* [Supplied entries]
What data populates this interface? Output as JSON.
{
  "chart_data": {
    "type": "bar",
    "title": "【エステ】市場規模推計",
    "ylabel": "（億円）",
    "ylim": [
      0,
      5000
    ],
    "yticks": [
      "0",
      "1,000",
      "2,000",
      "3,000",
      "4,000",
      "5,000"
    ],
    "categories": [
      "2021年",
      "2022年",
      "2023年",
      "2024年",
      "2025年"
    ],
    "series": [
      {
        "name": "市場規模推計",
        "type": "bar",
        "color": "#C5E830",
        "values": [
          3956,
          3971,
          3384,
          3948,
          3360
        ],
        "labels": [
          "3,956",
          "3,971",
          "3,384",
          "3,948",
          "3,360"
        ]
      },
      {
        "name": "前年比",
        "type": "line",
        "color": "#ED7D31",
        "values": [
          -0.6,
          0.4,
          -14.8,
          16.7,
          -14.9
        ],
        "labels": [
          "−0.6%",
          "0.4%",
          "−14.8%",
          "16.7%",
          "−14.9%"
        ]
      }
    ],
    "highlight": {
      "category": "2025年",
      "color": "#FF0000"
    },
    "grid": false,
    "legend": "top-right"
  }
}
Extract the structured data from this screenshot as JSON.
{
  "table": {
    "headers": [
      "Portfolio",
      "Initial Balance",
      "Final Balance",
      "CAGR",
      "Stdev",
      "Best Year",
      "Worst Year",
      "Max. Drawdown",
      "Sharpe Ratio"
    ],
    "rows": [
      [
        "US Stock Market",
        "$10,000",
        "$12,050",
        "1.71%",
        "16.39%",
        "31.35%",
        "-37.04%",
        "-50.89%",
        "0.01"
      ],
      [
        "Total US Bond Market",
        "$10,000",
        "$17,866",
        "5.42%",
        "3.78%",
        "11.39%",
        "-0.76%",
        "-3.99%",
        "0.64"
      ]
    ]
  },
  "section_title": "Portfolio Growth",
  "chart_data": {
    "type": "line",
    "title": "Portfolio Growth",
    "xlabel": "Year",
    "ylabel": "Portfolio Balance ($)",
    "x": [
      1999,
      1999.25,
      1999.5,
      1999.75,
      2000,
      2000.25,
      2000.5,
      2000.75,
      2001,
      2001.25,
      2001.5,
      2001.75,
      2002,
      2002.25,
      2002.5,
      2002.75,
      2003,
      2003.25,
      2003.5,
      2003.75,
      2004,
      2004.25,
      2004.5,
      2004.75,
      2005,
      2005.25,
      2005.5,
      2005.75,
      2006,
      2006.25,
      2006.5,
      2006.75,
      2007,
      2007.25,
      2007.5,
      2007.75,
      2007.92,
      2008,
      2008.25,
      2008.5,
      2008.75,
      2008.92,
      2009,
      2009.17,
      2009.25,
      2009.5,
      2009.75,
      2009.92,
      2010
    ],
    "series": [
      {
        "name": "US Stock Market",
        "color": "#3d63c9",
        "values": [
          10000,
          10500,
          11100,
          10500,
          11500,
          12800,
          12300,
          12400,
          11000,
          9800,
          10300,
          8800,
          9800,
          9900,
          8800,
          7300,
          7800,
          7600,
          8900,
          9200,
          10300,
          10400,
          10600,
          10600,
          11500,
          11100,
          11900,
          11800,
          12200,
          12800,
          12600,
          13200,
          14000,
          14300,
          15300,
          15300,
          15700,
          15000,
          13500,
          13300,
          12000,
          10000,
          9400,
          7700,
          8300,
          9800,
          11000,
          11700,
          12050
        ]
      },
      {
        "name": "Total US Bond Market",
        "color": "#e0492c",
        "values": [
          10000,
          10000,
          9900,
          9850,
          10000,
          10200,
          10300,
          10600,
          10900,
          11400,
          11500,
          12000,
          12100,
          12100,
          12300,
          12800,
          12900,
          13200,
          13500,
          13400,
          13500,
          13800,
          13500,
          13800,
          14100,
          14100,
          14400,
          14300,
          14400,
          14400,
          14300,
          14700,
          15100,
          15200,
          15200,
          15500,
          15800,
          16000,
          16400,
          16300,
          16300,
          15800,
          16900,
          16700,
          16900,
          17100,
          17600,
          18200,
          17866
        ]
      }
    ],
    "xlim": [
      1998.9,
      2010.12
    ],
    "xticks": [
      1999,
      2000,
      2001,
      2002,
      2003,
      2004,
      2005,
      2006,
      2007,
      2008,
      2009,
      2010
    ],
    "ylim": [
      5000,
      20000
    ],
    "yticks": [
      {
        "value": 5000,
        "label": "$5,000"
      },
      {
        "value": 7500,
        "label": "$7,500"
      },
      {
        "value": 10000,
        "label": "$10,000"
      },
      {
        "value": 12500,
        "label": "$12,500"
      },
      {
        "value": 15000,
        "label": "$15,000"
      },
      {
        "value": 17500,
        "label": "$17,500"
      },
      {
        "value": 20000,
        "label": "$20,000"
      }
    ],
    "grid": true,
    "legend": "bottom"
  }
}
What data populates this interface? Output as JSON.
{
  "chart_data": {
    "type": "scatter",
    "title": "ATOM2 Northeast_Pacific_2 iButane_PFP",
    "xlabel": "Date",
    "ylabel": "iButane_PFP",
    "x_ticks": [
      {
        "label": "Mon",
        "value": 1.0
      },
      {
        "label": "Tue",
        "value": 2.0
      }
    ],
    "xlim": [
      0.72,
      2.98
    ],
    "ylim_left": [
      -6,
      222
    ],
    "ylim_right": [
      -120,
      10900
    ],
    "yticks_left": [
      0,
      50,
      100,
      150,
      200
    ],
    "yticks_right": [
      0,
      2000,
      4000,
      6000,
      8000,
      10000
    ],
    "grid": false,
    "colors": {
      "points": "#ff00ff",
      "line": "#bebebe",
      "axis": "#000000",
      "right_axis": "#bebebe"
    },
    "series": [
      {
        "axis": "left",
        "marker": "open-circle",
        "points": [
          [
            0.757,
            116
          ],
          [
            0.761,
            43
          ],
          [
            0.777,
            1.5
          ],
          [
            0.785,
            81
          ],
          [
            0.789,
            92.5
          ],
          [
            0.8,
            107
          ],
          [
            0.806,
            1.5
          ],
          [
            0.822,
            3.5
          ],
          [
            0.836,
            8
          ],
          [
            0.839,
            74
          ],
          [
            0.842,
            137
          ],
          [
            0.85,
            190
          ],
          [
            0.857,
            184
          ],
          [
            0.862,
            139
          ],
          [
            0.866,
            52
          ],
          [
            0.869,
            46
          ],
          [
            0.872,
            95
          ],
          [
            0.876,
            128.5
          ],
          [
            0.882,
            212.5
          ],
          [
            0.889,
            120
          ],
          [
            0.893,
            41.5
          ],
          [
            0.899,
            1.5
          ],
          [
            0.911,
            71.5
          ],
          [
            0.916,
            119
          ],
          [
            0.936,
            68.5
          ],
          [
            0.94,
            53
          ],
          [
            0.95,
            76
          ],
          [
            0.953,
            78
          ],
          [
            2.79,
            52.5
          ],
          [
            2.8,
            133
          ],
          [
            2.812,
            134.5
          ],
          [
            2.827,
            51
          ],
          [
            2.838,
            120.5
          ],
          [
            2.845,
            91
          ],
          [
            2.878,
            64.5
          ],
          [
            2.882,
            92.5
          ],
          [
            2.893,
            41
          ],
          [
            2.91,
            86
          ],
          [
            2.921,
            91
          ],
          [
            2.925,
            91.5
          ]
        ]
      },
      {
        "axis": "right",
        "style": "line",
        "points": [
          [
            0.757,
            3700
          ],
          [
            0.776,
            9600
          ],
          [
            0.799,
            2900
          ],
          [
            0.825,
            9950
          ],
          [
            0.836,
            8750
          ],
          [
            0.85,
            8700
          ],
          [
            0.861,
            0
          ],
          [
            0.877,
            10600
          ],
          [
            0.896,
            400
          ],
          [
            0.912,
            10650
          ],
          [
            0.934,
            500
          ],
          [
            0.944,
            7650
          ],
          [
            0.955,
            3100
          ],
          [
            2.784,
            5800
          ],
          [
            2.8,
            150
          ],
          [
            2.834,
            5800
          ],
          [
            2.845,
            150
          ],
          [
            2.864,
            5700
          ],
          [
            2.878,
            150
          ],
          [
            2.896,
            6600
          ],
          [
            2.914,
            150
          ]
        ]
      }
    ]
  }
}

* [What needs to be done]
Identify and copy lines that hold the string "name".

* [Solution to this problem]
        "name": "市場規模推計",
        "name": "前年比",
        "name": "US Stock Market",
        "name": "Total US Bond Market",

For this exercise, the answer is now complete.